§ **MATERIAL PROVIDED**:
* BEGIN *

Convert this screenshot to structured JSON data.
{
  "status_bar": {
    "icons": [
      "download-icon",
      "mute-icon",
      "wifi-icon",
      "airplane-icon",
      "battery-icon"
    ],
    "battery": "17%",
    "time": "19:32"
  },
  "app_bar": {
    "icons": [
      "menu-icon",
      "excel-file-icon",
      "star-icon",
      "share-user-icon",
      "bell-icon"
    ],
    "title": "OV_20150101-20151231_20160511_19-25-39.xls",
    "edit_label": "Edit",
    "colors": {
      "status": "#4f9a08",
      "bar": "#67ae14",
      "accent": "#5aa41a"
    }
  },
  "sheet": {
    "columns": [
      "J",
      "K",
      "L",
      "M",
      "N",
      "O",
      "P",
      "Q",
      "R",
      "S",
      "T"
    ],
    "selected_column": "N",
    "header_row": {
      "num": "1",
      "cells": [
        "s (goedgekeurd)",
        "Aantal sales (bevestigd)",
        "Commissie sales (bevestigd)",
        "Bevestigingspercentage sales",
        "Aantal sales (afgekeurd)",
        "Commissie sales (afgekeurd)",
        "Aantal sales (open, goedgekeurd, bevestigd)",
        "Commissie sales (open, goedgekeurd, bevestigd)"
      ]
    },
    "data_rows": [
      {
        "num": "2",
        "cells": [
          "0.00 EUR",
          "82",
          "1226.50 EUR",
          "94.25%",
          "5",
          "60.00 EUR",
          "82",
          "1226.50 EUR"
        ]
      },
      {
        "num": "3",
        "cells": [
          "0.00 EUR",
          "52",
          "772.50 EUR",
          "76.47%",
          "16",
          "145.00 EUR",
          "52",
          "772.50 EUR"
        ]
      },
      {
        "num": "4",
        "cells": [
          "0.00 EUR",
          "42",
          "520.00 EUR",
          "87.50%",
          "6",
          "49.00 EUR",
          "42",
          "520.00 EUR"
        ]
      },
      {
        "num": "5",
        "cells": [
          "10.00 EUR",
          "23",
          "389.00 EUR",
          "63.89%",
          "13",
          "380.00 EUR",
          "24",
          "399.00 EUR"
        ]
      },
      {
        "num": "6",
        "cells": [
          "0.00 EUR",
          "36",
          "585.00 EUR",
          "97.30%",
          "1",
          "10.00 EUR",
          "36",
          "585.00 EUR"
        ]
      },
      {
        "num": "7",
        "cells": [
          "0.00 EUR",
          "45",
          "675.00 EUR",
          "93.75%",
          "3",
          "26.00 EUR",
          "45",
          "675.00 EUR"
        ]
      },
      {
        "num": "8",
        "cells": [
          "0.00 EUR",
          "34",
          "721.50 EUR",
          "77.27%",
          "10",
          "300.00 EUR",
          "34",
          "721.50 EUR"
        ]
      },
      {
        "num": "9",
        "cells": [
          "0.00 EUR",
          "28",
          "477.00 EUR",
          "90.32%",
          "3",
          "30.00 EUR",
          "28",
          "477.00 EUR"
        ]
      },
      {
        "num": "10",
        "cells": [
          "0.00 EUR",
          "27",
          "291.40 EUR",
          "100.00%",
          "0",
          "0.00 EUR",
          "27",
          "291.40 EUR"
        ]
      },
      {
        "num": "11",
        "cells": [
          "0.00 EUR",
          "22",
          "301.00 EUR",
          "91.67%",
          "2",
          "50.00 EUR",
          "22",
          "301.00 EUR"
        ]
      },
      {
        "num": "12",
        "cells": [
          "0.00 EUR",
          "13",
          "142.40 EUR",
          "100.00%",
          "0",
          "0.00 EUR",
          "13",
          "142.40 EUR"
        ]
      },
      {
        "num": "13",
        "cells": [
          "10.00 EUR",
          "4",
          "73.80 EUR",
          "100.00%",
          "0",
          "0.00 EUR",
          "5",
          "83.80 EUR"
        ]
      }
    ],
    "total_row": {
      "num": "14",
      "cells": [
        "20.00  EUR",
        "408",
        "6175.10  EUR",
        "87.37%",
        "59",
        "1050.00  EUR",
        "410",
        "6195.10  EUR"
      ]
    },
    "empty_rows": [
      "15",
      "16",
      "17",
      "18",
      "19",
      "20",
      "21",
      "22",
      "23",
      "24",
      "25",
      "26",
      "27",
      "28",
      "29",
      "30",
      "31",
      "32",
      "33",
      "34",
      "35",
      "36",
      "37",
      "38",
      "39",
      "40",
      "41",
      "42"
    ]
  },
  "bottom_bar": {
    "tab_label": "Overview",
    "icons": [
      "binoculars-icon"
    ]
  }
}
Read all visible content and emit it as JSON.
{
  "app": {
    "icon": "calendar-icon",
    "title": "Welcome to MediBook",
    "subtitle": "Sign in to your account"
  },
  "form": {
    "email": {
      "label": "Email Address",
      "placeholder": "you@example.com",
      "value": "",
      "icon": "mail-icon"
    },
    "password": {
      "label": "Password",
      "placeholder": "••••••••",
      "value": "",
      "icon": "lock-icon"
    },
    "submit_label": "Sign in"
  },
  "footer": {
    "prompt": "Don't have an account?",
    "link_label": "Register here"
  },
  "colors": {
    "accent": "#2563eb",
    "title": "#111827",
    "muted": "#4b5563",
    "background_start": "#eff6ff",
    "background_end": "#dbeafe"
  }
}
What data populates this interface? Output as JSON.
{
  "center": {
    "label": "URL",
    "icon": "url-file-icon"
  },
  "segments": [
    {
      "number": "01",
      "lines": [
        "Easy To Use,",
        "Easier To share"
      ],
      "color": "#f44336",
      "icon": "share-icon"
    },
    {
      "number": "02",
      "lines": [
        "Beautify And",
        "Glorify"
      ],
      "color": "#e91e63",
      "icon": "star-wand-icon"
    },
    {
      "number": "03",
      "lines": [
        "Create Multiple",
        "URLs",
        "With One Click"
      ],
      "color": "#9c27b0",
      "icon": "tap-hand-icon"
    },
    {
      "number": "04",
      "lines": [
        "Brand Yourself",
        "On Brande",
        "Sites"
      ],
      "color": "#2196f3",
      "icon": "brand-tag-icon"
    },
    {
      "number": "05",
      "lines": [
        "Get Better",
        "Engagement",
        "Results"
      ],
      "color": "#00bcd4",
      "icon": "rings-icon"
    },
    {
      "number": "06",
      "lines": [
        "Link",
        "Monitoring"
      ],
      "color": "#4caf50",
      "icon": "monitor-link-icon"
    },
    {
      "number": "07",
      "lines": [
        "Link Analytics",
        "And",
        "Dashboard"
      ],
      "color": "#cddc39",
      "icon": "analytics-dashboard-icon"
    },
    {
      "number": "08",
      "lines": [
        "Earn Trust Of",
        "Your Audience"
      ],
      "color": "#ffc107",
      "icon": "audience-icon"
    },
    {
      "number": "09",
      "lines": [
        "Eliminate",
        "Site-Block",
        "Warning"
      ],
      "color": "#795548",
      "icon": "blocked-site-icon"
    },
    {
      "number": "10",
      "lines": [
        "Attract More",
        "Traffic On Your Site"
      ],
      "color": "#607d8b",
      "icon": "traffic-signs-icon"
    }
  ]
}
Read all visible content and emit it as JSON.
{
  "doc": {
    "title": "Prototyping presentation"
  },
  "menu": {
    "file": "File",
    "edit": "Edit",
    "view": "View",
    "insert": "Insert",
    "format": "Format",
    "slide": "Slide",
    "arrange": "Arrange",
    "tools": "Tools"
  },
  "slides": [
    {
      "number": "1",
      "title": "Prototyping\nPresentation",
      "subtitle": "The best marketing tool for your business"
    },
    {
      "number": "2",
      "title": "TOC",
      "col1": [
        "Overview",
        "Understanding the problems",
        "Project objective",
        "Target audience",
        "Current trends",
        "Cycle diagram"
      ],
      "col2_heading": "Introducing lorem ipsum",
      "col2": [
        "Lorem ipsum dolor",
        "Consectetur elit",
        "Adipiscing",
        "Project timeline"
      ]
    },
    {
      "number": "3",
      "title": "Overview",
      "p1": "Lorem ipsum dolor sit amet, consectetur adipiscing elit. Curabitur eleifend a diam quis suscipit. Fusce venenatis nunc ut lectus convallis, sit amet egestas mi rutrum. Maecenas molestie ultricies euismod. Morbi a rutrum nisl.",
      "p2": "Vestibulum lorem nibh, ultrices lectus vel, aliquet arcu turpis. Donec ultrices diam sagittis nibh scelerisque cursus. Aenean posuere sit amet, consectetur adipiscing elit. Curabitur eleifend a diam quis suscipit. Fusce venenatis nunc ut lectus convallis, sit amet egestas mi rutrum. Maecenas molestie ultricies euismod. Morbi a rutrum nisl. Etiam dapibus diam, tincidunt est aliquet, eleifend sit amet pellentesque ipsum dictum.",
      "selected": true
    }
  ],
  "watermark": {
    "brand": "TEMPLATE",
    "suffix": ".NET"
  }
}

* END *

§ **WHAT YOU SHOULD DO**:
Find the word "Maecenas" in the material, then list each line that holds it.

§ **SOLUTION TO THE EXERCISE**:
      "p1": "Lorem ipsum dolor sit amet, consectetur adipiscing elit. Curabitur eleifend a diam quis suscipit. Fusce venenatis nunc ut lectus convallis, sit amet egestas mi rutrum. Maecenas molestie ultricies euismod. Morbi a rutrum nisl.",
      "p2": "Vestibulum lorem nibh, ultrices lectus vel, aliquet arcu turpis. Donec ultrices diam sagittis nibh scelerisque cursus. Aenean posuere sit amet, consectetur adipiscing elit. Curabitur eleifend a diam quis suscipit. Fusce venenatis nunc ut lectus convallis, sit amet egestas mi rutrum. Maecenas molestie ultricies euismod. Morbi a rutrum nisl. Etiam dapibus diam, tincidunt est aliquet, eleifend sit amet pellentesque ipsum dictum.",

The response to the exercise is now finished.